Exercise aim
Please list all lines of the material below in which the string "verstehe" occurs.

--- Start ---

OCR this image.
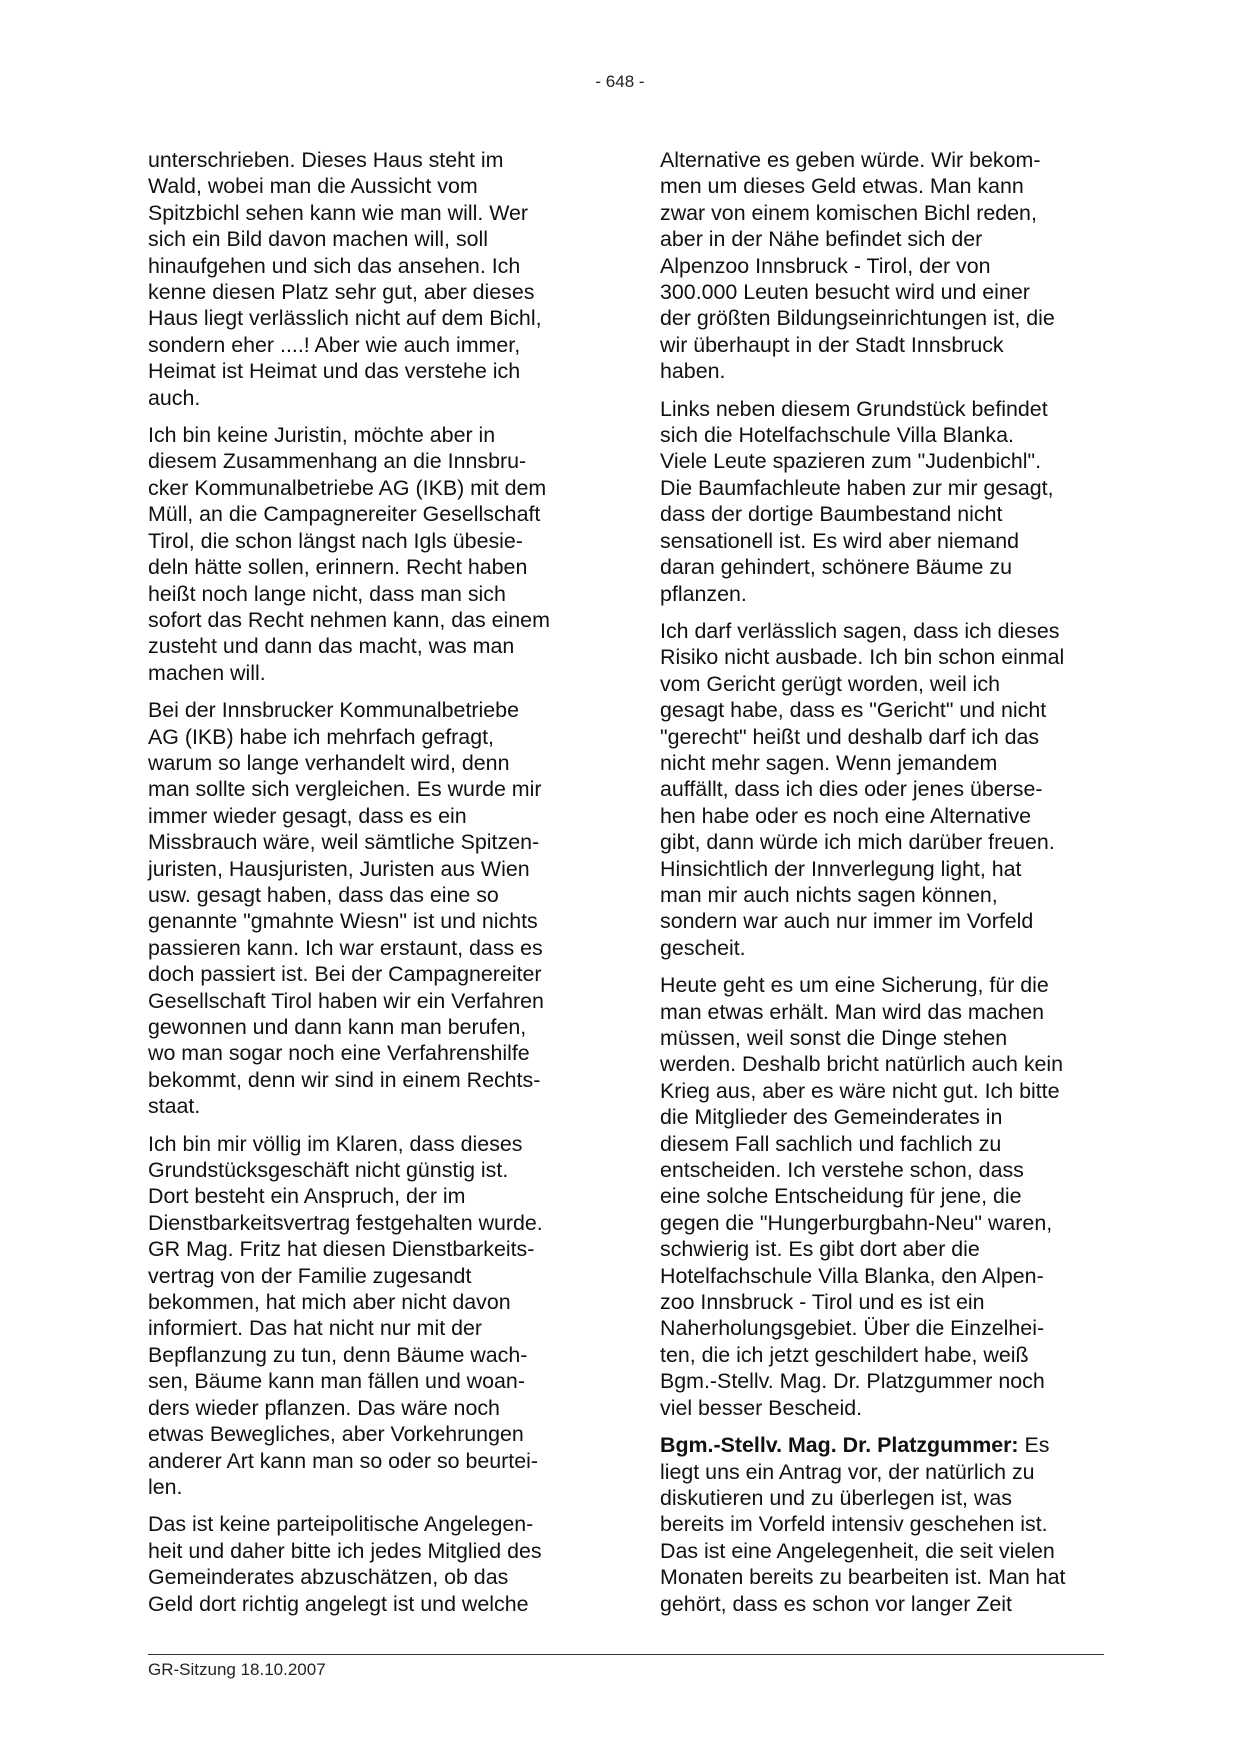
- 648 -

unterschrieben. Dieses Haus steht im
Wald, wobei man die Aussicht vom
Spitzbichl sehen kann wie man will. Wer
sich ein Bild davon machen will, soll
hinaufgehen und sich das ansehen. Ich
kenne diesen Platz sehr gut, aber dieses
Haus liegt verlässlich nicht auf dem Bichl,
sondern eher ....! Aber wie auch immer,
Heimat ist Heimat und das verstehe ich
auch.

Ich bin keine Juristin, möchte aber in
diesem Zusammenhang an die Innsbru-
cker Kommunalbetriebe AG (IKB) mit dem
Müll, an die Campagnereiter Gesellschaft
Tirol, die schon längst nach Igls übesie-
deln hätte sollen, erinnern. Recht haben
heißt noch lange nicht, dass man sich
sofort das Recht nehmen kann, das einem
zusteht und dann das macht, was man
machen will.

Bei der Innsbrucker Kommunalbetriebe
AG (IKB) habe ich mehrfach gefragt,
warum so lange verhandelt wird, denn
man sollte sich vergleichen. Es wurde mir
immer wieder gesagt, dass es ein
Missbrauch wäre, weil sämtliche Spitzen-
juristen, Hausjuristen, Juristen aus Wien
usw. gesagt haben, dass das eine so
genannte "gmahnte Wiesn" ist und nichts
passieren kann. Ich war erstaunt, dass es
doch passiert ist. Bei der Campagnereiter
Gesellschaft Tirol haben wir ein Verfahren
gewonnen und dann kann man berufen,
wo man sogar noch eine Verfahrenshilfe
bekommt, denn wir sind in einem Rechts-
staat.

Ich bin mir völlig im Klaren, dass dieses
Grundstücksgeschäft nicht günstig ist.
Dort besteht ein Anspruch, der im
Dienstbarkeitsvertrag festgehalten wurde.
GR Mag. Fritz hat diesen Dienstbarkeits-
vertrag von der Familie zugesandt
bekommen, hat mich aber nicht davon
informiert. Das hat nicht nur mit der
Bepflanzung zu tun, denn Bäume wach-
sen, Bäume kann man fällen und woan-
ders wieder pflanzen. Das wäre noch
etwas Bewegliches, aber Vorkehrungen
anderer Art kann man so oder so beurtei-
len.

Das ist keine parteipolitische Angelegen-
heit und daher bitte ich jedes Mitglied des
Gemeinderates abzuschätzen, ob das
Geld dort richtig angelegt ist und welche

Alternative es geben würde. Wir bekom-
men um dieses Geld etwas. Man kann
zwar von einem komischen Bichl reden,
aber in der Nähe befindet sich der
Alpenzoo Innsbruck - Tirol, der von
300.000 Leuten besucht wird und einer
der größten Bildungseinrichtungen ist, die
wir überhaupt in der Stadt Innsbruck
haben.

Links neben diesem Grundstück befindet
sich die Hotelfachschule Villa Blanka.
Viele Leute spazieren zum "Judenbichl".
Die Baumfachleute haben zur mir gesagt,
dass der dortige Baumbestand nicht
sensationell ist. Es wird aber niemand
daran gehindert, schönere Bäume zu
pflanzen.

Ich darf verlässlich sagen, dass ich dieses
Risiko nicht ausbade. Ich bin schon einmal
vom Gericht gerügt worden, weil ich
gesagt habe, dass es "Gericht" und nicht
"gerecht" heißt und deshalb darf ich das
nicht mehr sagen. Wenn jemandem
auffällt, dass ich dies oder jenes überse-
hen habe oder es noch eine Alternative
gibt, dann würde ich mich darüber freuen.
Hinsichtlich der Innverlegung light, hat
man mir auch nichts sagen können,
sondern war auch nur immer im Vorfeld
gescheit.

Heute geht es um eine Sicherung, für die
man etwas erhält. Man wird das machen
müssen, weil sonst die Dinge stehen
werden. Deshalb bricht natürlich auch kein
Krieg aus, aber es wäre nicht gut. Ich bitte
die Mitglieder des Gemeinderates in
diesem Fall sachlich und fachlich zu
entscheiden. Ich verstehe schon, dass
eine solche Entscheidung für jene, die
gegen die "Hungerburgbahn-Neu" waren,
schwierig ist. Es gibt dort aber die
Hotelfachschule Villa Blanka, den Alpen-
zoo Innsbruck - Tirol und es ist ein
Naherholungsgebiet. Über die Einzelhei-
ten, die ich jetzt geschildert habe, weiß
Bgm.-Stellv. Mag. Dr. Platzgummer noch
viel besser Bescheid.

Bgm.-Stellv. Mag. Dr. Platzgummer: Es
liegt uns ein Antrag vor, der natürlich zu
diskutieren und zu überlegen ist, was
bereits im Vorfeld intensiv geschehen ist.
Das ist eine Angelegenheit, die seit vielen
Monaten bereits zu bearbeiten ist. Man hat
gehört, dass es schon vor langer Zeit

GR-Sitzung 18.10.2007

--- End ---

Worked answer
Heimat ist Heimat und das verstehe ich
entscheiden. Ich verstehe schon, dass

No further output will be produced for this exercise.